● Task description:
Reproduce all the entries exactly.

● Data provided:
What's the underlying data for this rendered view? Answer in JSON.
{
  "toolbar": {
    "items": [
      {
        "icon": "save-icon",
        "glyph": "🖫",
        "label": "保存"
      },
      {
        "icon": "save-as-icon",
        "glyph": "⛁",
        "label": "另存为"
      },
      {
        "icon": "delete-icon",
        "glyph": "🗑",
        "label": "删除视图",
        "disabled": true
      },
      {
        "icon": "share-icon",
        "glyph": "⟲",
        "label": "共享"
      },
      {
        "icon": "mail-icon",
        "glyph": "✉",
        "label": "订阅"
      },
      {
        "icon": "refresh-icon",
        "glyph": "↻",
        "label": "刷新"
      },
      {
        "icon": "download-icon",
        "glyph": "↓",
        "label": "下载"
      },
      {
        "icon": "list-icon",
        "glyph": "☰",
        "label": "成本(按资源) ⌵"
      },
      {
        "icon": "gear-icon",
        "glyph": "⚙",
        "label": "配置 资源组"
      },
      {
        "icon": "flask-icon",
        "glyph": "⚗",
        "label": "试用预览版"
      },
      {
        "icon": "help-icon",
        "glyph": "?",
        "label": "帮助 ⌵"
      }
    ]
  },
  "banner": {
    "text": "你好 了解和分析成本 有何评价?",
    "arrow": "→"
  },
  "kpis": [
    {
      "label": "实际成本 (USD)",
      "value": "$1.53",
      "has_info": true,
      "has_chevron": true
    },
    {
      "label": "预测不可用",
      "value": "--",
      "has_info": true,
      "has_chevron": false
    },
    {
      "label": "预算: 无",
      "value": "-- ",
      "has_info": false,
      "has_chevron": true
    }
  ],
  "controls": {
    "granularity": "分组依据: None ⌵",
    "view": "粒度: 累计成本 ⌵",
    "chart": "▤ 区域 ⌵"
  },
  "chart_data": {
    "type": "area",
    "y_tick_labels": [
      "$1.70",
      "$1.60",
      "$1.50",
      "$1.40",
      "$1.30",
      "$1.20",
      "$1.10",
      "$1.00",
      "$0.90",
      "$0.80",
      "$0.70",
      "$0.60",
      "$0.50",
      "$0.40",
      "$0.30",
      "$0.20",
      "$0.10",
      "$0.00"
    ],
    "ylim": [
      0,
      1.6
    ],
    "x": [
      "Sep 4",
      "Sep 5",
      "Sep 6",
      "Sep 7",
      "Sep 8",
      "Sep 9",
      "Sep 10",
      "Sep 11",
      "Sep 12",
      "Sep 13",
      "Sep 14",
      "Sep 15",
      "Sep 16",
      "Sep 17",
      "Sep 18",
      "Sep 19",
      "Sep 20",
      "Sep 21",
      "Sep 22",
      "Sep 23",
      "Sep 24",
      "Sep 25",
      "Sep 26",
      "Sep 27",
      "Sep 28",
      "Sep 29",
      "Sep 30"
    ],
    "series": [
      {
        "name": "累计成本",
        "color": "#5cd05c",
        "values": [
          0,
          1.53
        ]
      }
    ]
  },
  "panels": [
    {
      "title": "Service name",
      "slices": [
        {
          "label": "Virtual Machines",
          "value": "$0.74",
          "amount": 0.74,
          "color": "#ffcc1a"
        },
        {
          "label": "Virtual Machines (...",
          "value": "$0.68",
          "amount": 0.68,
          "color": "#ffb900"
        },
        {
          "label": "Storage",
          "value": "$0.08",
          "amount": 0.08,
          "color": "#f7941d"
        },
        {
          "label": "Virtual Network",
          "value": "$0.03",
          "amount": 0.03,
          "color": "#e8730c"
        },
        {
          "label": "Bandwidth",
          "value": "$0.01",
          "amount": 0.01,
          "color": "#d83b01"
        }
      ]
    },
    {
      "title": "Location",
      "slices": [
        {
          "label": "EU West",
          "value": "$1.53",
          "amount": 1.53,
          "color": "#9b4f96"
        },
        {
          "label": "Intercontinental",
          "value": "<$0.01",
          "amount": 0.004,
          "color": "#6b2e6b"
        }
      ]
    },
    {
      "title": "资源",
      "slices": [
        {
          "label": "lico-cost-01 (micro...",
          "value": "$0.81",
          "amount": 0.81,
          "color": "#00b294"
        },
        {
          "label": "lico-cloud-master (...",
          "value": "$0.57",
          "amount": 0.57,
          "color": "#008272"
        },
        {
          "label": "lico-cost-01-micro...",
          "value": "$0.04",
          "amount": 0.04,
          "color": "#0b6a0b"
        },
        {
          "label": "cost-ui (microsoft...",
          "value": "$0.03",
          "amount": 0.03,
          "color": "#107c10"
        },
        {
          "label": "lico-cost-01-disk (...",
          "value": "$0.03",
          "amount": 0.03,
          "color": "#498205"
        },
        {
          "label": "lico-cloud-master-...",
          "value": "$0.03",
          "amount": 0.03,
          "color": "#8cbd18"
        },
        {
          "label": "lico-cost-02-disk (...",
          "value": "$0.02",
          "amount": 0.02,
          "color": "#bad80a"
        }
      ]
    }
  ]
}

● Response to the task:
What's the underlying data for this rendered view? Answer in JSON.
{
  "toolbar": {
    "items": [
      {
        "icon": "save-icon",
        "glyph": "🖫",
        "label": "保存"
      },
      {
        "icon": "save-as-icon",
        "glyph": "⛁",
        "label": "另存为"
      },
      {
        "icon": "delete-icon",
        "glyph": "🗑",
        "label": "删除视图",
        "disabled": true
      },
      {
        "icon": "share-icon",
        "glyph": "⟲",
        "label": "共享"
      },
      {
        "icon": "mail-icon",
        "glyph": "✉",
        "label": "订阅"
      },
      {
        "icon": "refresh-icon",
        "glyph": "↻",
        "label": "刷新"
      },
      {
        "icon": "download-icon",
        "glyph": "↓",
        "label": "下载"
      },
      {
        "icon": "list-icon",
        "glyph": "☰",
        "label": "成本(按资源) ⌵"
      },
      {
        "icon": "gear-icon",
        "glyph": "⚙",
        "label": "配置 资源组"
      },
      {
        "icon": "flask-icon",
        "glyph": "⚗",
        "label": "试用预览版"
      },
      {
        "icon": "help-icon",
        "glyph": "?",
        "label": "帮助 ⌵"
      }
    ]
  },
  "banner": {
    "text": "你好 了解和分析成本 有何评价?",
    "arrow": "→"
  },
  "kpis": [
    {
      "label": "实际成本 (USD)",
      "value": "$1.53",
      "has_info": true,
      "has_chevron": true
    },
    {
      "label": "预测不可用",
      "value": "--",
      "has_info": true,
      "has_chevron": false
    },
    {
      "label": "预算: 无",
      "value": "-- ",
      "has_info": false,
      "has_chevron": true
    }
  ],
  "controls": {
    "granularity": "分组依据: None ⌵",
    "view": "粒度: 累计成本 ⌵",
    "chart": "▤ 区域 ⌵"
  },
  "chart_data": {
    "type": "area",
    "y_tick_labels": [
      "$1.70",
      "$1.60",
      "$1.50",
      "$1.40",
      "$1.30",
      "$1.20",
      "$1.10",
      "$1.00",
      "$0.90",
      "$0.80",
      "$0.70",
      "$0.60",
      "$0.50",
      "$0.40",
      "$0.30",
      "$0.20",
      "$0.10",
      "$0.00"
    ],
    "ylim": [
      0,
      1.6
    ],
    "x": [
      "Sep 4",
      "Sep 5",
      "Sep 6",
      "Sep 7",
      "Sep 8",
      "Sep 9",
      "Sep 10",
      "Sep 11",
      "Sep 12",
      "Sep 13",
      "Sep 14",
      "Sep 15",
      "Sep 16",
      "Sep 17",
      "Sep 18",
      "Sep 19",
      "Sep 20",
      "Sep 21",
      "Sep 22",
      "Sep 23",
      "Sep 24",
      "Sep 25",
      "Sep 26",
      "Sep 27",
      "Sep 28",
      "Sep 29",
      "Sep 30"
    ],
    "series": [
      {
        "name": "累计成本",
        "color": "#5cd05c",
        "values": [
          0,
          1.53
        ]
      }
    ]
  },
  "panels": [
    {
      "title": "Service name",
      "slices": [
        {
          "label": "Virtual Machines",
          "value": "$0.74",
          "amount": 0.74,
          "color": "#ffcc1a"
        },
        {
          "label": "Virtual Machines (...",
          "value": "$0.68",
          "amount": 0.68,
          "color": "#ffb900"
        },
        {
          "label": "Storage",
          "value": "$0.08",
          "amount": 0.08,
          "color": "#f7941d"
        },
        {
          "label": "Virtual Network",
          "value": "$0.03",
          "amount": 0.03,
          "color": "#e8730c"
        },
        {
          "label": "Bandwidth",
          "value": "$0.01",
          "amount": 0.01,
          "color": "#d83b01"
        }
      ]
    },
    {
      "title": "Location",
      "slices": [
        {
          "label": "EU West",
          "value": "$1.53",
          "amount": 1.53,
          "color": "#9b4f96"
        },
        {
          "label": "Intercontinental",
          "value": "<$0.01",
          "amount": 0.004,
          "color": "#6b2e6b"
        }
      ]
    },
    {
      "title": "资源",
      "slices": [
        {
          "label": "lico-cost-01 (micro...",
          "value": "$0.81",
          "amount": 0.81,
          "color": "#00b294"
        },
        {
          "label": "lico-cloud-master (...",
          "value": "$0.57",
          "amount": 0.57,
          "color": "#008272"
        },
        {
          "label": "lico-cost-01-micro...",
          "value": "$0.04",
          "amount": 0.04,
          "color": "#0b6a0b"
        },
        {
          "label": "cost-ui (microsoft...",
          "value": "$0.03",
          "amount": 0.03,
          "color": "#107c10"
        },
        {
          "label": "lico-cost-01-disk (...",
          "value": "$0.03",
          "amount": 0.03,
          "color": "#498205"
        },
        {
          "label": "lico-cloud-master-...",
          "value": "$0.03",
          "amount": 0.03,
          "color": "#8cbd18"
        },
        {
          "label": "lico-cost-02-disk (...",
          "value": "$0.02",
          "amount": 0.02,
          "color": "#bad80a"
        }
      ]
    }
  ]
}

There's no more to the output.